Aim of the task: Within the listing below, locate all lines containing the word "annotation". Copy each one.

Data for this exercise:
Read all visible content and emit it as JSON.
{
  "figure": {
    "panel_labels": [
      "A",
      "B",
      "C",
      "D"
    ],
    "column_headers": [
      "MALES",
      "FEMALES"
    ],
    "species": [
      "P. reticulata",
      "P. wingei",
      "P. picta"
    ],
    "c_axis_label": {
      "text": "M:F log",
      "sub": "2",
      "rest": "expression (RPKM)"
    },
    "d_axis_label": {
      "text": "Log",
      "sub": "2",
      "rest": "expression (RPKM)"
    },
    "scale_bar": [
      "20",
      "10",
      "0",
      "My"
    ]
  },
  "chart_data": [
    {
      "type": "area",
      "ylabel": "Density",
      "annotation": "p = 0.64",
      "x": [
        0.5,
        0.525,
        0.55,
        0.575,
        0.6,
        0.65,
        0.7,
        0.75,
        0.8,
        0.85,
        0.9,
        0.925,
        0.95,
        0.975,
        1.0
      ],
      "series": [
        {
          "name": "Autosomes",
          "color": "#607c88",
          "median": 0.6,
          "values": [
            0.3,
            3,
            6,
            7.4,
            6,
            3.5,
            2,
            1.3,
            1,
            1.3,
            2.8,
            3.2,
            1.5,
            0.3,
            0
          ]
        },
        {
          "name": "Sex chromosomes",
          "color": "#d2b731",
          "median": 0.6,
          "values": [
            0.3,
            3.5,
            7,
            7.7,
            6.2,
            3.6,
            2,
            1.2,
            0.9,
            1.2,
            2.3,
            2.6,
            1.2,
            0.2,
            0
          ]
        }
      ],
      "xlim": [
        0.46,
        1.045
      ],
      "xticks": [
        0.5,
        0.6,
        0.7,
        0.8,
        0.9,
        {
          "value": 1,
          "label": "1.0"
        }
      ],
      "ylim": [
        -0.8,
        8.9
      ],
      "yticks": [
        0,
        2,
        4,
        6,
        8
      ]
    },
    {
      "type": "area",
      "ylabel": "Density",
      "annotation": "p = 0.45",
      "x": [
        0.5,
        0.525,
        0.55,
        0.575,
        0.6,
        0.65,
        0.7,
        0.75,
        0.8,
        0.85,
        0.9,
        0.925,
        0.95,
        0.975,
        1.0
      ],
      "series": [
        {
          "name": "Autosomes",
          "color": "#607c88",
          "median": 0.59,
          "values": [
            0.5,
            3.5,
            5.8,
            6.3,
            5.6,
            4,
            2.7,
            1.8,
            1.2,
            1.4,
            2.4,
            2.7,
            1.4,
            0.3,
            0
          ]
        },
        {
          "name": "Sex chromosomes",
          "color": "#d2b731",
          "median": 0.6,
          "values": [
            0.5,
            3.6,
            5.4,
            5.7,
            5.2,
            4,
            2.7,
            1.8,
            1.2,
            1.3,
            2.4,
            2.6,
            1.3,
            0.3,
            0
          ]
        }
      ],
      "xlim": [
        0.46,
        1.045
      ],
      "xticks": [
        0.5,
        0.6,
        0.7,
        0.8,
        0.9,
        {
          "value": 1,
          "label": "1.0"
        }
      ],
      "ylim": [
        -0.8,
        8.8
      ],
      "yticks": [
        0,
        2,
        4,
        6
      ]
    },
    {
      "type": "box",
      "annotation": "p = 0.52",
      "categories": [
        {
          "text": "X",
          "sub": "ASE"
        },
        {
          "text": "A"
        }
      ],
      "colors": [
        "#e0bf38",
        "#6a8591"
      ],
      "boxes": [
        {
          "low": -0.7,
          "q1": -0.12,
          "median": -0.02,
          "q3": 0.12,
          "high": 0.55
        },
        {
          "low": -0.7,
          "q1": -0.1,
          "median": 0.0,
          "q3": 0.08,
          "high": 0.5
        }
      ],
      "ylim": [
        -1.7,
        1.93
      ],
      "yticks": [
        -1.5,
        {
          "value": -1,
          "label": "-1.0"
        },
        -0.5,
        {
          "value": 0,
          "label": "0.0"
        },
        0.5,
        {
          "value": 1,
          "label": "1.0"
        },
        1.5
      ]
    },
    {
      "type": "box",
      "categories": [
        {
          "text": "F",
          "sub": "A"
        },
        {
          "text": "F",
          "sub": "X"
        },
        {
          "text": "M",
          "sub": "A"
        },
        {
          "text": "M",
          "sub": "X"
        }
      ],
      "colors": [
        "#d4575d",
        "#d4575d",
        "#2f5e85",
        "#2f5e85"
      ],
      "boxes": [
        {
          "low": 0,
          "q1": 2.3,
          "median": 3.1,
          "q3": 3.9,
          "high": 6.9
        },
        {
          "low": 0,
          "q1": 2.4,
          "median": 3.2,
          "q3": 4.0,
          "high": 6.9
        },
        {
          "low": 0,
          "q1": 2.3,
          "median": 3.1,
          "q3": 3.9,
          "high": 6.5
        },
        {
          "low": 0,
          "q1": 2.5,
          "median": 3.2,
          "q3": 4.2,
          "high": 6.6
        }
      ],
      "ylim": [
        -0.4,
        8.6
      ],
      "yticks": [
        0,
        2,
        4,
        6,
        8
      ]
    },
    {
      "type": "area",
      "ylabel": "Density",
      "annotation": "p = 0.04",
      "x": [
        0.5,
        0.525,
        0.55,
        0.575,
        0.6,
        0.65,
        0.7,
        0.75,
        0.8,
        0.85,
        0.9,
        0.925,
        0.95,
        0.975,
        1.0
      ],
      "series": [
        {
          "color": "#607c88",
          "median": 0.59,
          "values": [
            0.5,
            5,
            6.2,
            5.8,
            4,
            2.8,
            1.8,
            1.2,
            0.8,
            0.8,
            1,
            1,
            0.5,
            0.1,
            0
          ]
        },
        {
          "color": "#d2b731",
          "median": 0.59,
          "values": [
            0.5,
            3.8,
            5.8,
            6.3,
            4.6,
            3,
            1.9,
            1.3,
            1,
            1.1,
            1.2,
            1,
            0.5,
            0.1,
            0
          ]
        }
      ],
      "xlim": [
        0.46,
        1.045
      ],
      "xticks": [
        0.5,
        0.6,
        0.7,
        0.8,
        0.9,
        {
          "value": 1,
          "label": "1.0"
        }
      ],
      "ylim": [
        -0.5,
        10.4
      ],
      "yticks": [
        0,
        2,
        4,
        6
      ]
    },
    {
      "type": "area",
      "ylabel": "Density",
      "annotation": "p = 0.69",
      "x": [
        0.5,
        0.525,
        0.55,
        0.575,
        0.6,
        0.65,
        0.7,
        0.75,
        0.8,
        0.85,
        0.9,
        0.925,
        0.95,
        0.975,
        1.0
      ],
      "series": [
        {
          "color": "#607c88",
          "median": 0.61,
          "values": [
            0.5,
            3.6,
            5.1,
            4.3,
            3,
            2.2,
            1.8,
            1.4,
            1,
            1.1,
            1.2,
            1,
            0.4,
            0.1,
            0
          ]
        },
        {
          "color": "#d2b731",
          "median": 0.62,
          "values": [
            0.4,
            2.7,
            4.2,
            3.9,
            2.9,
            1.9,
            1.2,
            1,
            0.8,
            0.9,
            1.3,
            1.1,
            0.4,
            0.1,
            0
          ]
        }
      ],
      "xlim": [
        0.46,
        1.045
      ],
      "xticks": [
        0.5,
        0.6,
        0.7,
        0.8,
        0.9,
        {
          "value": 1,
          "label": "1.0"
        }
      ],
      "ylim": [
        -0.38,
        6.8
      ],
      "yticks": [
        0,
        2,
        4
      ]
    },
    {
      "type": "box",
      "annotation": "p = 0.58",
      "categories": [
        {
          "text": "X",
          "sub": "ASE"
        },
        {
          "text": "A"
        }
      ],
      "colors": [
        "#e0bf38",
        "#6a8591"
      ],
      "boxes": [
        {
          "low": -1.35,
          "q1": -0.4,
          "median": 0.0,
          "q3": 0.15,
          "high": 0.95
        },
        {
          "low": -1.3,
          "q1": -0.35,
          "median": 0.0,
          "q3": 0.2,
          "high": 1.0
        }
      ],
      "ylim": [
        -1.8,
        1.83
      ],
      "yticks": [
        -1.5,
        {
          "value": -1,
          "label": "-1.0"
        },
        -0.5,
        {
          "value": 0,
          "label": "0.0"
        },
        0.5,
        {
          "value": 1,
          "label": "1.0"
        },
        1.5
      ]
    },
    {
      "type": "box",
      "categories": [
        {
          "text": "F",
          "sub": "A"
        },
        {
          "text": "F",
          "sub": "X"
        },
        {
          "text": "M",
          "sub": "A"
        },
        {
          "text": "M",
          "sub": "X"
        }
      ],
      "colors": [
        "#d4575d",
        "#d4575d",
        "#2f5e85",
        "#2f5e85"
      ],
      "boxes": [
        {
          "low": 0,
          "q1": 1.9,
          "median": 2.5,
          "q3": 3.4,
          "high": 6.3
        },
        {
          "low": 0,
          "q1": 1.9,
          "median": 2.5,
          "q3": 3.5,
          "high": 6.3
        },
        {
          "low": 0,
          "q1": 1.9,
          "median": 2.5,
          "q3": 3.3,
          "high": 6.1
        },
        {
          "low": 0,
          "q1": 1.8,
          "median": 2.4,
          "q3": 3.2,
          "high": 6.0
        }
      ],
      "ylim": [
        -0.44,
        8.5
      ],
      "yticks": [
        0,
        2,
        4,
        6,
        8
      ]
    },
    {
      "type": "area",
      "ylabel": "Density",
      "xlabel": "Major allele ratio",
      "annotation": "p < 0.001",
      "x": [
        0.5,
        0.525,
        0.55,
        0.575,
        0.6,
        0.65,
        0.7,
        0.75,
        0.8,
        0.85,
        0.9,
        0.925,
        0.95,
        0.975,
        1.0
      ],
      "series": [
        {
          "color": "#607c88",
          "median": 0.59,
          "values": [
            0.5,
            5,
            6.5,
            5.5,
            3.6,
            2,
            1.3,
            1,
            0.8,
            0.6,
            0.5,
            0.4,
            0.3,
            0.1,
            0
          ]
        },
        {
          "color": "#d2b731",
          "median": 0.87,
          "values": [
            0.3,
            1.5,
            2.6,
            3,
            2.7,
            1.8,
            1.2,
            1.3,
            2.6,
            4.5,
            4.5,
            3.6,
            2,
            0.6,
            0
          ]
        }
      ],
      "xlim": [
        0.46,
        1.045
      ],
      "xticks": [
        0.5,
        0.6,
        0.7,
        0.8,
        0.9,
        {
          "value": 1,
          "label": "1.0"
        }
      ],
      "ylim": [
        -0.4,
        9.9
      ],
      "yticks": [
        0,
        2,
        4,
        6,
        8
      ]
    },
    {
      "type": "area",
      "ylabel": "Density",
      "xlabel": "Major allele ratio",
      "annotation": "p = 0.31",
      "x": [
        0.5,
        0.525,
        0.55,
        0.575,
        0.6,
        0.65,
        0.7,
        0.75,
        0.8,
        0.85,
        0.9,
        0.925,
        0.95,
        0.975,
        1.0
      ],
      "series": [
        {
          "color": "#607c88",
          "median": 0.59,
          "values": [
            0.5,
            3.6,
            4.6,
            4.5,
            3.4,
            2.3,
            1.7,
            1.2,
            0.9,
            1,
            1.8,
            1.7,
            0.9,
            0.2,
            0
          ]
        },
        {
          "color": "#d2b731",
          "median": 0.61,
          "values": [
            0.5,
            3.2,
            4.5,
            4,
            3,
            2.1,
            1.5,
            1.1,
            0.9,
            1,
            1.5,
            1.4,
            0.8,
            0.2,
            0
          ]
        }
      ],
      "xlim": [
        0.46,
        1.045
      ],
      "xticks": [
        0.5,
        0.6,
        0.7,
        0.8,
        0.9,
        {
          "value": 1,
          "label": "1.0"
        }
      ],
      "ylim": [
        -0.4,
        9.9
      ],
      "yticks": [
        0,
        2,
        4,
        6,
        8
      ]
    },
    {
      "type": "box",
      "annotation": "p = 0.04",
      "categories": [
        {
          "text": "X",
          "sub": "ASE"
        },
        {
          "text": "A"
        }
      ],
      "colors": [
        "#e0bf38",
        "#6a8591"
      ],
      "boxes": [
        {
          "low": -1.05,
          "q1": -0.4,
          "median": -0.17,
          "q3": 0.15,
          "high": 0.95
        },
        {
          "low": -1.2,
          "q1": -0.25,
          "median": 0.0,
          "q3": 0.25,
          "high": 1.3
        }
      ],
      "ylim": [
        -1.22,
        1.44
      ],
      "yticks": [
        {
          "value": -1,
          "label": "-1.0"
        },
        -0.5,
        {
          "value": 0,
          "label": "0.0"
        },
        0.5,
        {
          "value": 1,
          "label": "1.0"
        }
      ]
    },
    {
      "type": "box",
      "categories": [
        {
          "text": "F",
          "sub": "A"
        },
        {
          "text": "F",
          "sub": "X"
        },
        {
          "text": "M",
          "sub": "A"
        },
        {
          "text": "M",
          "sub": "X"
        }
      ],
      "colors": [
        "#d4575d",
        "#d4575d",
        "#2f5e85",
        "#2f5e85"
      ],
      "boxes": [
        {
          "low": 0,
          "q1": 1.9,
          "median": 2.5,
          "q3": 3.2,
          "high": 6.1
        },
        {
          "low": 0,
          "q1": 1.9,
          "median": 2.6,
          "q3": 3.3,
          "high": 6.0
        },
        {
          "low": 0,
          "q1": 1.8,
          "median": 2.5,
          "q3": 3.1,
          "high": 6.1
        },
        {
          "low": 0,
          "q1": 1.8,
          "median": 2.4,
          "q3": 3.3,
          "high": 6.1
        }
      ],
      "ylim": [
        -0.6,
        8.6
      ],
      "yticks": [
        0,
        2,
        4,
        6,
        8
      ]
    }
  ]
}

Correct answer:
      "annotation": "p = 0.64",
      "annotation": "p = 0.45",
      "annotation": "p = 0.52",
      "annotation": "p = 0.04",
      "annotation": "p = 0.69",
      "annotation": "p = 0.58",
      "annotation": "p < 0.001",
      "annotation": "p = 0.31",
      "annotation": "p = 0.04",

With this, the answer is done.